(What you have to do)
Show every line where "price" occurs.

[Stored entries]

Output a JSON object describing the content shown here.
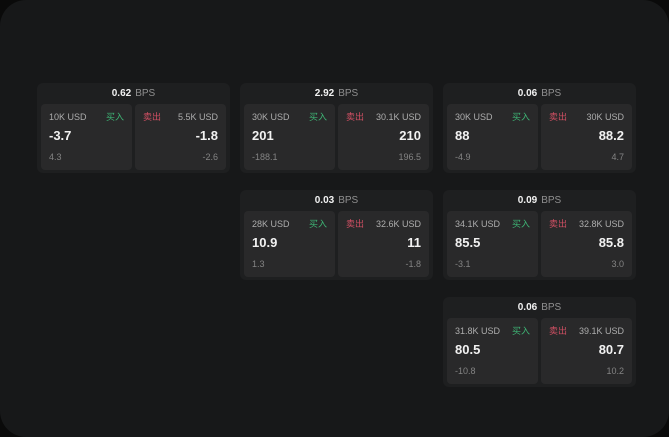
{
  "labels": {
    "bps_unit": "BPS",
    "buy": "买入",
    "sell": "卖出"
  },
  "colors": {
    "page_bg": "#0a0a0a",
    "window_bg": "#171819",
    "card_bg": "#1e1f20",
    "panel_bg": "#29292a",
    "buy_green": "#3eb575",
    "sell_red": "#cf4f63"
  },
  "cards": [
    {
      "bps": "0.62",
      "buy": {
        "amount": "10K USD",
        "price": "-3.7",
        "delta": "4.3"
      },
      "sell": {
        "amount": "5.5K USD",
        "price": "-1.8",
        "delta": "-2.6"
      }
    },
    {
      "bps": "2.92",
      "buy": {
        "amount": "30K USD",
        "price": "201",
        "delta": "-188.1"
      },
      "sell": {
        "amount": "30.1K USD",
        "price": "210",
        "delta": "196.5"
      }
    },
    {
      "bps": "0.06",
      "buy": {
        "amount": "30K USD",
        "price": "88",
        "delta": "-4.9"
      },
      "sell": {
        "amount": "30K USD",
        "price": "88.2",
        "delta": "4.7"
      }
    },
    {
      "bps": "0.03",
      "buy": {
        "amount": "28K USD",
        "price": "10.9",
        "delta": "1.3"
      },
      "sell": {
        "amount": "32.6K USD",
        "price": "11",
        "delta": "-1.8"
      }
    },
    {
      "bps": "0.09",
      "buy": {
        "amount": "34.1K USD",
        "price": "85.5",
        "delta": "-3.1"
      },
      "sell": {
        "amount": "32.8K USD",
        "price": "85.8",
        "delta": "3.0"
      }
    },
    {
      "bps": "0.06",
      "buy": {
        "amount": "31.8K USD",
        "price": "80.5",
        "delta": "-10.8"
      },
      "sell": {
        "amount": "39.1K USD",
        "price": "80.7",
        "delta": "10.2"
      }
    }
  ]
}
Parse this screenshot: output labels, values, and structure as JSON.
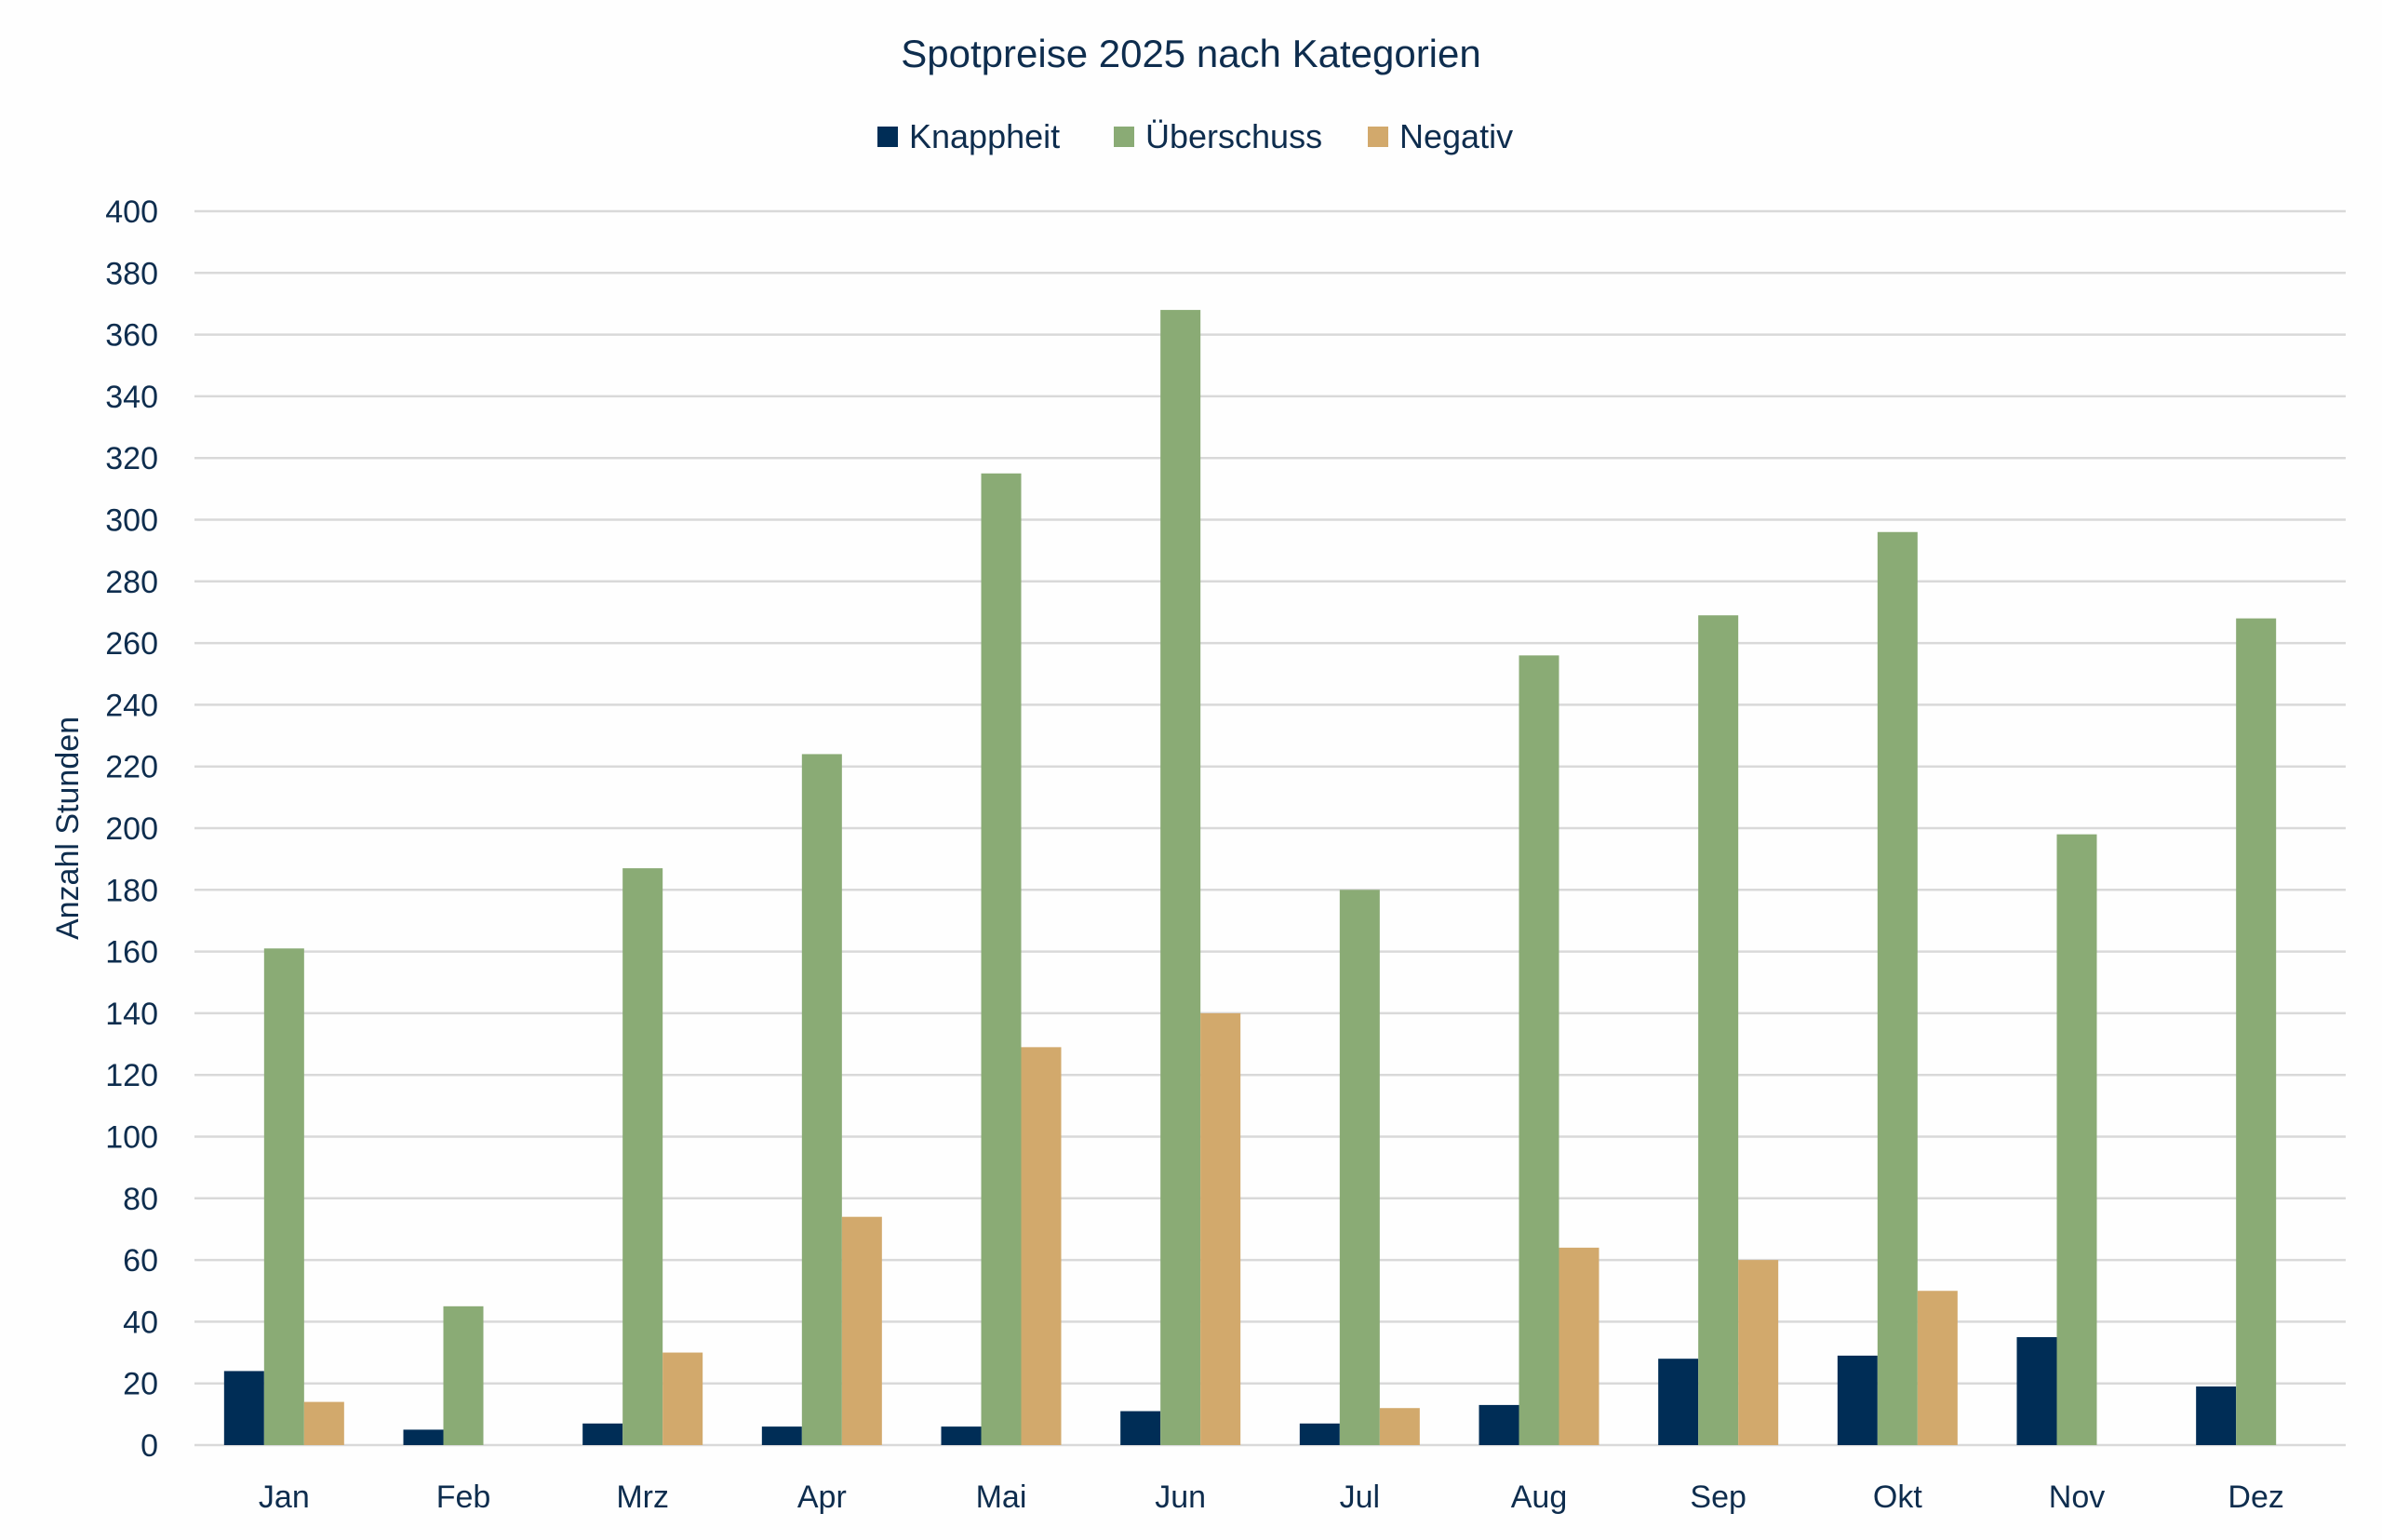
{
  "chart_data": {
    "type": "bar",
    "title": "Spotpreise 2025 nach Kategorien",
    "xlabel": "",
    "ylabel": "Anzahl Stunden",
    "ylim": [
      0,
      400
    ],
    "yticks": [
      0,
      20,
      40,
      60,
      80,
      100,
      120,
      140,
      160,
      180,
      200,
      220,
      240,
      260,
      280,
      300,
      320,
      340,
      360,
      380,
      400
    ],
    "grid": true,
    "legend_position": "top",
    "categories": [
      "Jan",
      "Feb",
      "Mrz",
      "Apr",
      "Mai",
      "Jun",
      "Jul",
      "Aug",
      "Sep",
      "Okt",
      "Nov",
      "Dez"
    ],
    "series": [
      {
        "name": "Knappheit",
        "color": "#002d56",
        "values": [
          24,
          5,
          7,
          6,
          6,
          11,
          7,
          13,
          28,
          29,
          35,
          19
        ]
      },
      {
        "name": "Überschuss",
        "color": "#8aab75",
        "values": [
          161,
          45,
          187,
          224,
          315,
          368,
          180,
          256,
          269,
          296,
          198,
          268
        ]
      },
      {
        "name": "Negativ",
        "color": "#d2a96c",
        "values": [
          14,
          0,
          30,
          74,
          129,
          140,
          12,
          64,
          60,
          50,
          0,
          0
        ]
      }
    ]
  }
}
---
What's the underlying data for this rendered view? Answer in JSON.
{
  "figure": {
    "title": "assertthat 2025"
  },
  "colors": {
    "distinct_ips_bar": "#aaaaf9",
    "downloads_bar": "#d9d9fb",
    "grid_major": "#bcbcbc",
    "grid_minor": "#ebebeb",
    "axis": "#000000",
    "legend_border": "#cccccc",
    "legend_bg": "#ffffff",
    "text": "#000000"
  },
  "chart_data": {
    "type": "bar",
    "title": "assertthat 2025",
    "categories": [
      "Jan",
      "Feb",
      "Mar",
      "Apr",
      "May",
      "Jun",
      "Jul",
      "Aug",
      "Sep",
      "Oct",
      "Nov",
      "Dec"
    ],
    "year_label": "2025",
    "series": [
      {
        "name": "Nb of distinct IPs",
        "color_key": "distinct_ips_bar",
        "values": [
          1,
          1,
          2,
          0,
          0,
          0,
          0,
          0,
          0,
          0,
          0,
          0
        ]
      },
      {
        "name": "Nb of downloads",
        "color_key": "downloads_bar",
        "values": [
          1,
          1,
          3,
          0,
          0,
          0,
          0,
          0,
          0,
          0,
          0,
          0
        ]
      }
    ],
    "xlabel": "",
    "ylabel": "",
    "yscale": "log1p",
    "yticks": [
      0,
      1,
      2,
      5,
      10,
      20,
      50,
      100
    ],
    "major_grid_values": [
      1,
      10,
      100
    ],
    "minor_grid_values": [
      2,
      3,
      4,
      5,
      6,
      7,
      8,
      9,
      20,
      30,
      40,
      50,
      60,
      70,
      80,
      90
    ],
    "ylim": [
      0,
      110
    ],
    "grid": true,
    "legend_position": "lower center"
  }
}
--
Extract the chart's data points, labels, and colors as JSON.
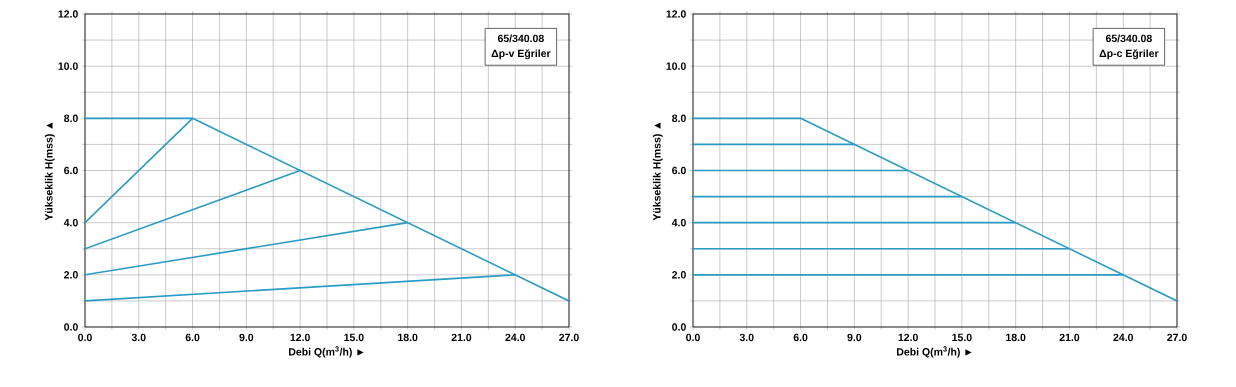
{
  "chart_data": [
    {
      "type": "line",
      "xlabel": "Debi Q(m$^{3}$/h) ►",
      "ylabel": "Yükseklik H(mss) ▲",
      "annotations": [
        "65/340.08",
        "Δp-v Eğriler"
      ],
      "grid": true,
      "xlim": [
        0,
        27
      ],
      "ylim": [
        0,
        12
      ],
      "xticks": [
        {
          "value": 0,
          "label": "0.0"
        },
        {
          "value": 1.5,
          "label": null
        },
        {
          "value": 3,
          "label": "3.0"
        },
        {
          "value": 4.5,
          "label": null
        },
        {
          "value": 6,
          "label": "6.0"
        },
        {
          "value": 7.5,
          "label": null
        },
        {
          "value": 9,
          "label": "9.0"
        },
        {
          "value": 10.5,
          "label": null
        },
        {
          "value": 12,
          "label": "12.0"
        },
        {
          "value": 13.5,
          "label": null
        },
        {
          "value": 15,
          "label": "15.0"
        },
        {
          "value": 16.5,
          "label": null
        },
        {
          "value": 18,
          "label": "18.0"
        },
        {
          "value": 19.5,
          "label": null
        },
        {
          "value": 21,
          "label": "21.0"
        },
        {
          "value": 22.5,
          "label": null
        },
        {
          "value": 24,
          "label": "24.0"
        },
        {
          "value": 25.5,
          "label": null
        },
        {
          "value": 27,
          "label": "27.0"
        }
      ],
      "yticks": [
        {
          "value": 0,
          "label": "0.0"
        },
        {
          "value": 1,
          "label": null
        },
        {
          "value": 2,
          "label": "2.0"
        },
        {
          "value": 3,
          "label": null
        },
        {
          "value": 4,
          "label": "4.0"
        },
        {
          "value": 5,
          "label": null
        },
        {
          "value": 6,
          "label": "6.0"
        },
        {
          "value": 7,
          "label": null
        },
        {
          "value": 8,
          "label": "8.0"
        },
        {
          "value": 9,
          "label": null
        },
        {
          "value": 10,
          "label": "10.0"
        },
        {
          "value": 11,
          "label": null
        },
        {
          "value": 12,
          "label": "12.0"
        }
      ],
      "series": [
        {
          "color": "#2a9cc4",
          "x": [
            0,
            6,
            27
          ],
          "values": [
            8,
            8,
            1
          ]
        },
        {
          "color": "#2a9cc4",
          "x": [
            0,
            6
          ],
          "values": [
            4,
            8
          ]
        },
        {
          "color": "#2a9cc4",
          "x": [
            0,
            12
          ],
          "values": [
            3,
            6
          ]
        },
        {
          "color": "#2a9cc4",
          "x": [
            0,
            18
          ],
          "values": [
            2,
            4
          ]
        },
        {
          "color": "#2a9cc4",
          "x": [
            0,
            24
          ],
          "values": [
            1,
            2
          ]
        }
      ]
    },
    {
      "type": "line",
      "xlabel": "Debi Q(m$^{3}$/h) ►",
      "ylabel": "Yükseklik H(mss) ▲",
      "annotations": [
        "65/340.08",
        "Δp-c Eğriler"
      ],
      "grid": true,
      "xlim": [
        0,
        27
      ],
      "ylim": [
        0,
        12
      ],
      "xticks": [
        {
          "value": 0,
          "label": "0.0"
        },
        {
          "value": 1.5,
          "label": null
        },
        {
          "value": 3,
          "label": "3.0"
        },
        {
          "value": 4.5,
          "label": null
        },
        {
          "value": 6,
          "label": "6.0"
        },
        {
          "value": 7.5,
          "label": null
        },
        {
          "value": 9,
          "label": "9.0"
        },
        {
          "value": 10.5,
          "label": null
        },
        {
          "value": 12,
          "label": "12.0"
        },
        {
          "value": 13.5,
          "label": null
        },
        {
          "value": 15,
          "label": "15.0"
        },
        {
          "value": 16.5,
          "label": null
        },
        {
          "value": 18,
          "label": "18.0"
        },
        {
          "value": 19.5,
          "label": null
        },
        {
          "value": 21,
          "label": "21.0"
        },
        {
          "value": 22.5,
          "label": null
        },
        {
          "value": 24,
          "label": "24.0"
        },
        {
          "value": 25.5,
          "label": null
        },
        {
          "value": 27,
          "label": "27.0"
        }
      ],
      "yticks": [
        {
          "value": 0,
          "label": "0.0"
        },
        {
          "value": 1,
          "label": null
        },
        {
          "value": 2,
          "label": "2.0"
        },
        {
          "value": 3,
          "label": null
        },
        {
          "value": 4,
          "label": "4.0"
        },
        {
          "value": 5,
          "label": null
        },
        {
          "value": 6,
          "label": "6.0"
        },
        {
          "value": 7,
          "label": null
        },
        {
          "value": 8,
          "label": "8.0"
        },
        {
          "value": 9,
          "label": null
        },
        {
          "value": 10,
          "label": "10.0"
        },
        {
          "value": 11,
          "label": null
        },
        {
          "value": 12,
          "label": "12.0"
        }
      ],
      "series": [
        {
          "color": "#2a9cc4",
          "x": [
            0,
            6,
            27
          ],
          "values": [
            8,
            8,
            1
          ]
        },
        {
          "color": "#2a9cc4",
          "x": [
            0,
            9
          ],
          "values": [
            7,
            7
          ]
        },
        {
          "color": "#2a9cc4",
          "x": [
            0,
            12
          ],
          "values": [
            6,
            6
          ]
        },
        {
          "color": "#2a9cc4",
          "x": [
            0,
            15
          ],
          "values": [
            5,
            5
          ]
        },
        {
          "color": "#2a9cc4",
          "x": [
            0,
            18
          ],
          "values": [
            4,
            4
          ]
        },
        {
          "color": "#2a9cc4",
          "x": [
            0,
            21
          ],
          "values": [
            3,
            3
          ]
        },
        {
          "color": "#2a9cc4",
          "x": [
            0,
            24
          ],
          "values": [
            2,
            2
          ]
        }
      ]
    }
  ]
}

(Result of this exercise)
        "price": "-3.7",
        "price": "-1.8",
        "price": "201",
        "price": "210",
        "price": "88",
        "price": "88.2",
        "price": "10.9",
        "price": "11",
        "price": "85.5",
        "price": "85.8",
        "price": "80.5",
        "price": "80.7",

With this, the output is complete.